> [YOUR INSTRUCTIONS]
Repeat every record below exactly as written.

--- START OF SUPPLIED MATERIAL ---

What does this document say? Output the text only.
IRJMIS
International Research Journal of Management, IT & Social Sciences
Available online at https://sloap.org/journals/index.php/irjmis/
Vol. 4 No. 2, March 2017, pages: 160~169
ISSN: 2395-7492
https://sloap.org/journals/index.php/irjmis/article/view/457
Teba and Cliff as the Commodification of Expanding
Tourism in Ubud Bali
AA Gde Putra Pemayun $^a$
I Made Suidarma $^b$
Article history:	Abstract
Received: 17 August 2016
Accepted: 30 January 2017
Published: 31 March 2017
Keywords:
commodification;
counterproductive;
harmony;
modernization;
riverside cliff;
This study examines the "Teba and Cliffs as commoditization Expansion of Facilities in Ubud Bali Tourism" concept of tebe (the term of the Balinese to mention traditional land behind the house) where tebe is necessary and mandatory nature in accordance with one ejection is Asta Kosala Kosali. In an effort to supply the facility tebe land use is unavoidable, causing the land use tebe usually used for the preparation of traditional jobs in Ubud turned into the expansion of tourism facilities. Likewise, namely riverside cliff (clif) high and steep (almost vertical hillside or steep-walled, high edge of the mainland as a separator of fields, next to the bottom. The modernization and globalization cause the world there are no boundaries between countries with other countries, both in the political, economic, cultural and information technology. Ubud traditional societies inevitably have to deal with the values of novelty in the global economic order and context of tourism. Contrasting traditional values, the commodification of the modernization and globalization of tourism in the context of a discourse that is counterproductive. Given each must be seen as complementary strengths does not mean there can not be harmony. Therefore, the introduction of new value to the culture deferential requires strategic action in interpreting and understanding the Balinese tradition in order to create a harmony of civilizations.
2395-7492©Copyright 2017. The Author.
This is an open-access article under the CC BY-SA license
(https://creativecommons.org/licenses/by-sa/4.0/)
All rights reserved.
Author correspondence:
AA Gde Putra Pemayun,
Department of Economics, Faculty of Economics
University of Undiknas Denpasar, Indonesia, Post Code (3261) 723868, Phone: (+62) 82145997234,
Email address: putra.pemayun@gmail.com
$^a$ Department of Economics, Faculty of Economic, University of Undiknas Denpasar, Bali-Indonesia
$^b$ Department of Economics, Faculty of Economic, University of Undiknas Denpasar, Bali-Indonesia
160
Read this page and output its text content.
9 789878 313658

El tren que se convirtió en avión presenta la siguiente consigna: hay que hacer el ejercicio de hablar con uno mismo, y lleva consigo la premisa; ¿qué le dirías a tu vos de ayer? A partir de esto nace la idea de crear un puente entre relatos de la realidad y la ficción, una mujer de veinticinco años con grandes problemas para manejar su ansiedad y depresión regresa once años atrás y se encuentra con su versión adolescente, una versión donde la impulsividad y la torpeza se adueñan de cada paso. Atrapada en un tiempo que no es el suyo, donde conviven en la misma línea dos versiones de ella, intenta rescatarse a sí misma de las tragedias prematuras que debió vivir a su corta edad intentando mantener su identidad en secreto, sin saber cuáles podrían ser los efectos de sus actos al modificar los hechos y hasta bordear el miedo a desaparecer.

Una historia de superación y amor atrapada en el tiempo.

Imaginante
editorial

--- END OF SUPPLIED MATERIAL ---

> [RESULT FOR THIS EXERCISE]
What does this document say? Output the text only.
IRJMIS
International Research Journal of Management, IT & Social Sciences
Available online at https://sloap.org/journals/index.php/irjmis/
Vol. 4 No. 2, March 2017, pages: 160~169
ISSN: 2395-7492
https://sloap.org/journals/index.php/irjmis/article/view/457
Teba and Cliff as the Commodification of Expanding
Tourism in Ubud Bali
AA Gde Putra Pemayun $^a$
I Made Suidarma $^b$
Article history:	Abstract
Received: 17 August 2016
Accepted: 30 January 2017
Published: 31 March 2017
Keywords:
commodification;
counterproductive;
harmony;
modernization;
riverside cliff;
This study examines the "Teba and Cliffs as commoditization Expansion of Facilities in Ubud Bali Tourism" concept of tebe (the term of the Balinese to mention traditional land behind the house) where tebe is necessary and mandatory nature in accordance with one ejection is Asta Kosala Kosali. In an effort to supply the facility tebe land use is unavoidable, causing the land use tebe usually used for the preparation of traditional jobs in Ubud turned into the expansion of tourism facilities. Likewise, namely riverside cliff (clif) high and steep (almost vertical hillside or steep-walled, high edge of the mainland as a separator of fields, next to the bottom. The modernization and globalization cause the world there are no boundaries between countries with other countries, both in the political, economic, cultural and information technology. Ubud traditional societies inevitably have to deal with the values of novelty in the global economic order and context of tourism. Contrasting traditional values, the commodification of the modernization and globalization of tourism in the context of a discourse that is counterproductive. Given each must be seen as complementary strengths does not mean there can not be harmony. Therefore, the introduction of new value to the culture deferential requires strategic action in interpreting and understanding the Balinese tradition in order to create a harmony of civilizations.
2395-7492©Copyright 2017. The Author.
This is an open-access article under the CC BY-SA license
(https://creativecommons.org/licenses/by-sa/4.0/)
All rights reserved.
Author correspondence:
AA Gde Putra Pemayun,
Department of Economics, Faculty of Economics
University of Undiknas Denpasar, Indonesia, Post Code (3261) 723868, Phone: (+62) 82145997234,
Email address: putra.pemayun@gmail.com
$^a$ Department of Economics, Faculty of Economic, University of Undiknas Denpasar, Bali-Indonesia
$^b$ Department of Economics, Faculty of Economic, University of Undiknas Denpasar, Bali-Indonesia
160
Read this page and output its text content.
9 789878 313658

El tren que se convirtió en avión presenta la siguiente consigna: hay que hacer el ejercicio de hablar con uno mismo, y lleva consigo la premisa; ¿qué le dirías a tu vos de ayer? A partir de esto nace la idea de crear un puente entre relatos de la realidad y la ficción, una mujer de veinticinco años con grandes problemas para manejar su ansiedad y depresión regresa once años atrás y se encuentra con su versión adolescente, una versión donde la impulsividad y la torpeza se adueñan de cada paso. Atrapada en un tiempo que no es el suyo, donde conviven en la misma línea dos versiones de ella, intenta rescatarse a sí misma de las tragedias prematuras que debió vivir a su corta edad intentando mantener su identidad en secreto, sin saber cuáles podrían ser los efectos de sus actos al modificar los hechos y hasta bordear el miedo a desaparecer.

Una historia de superación y amor atrapada en el tiempo.

Imaginante
editorial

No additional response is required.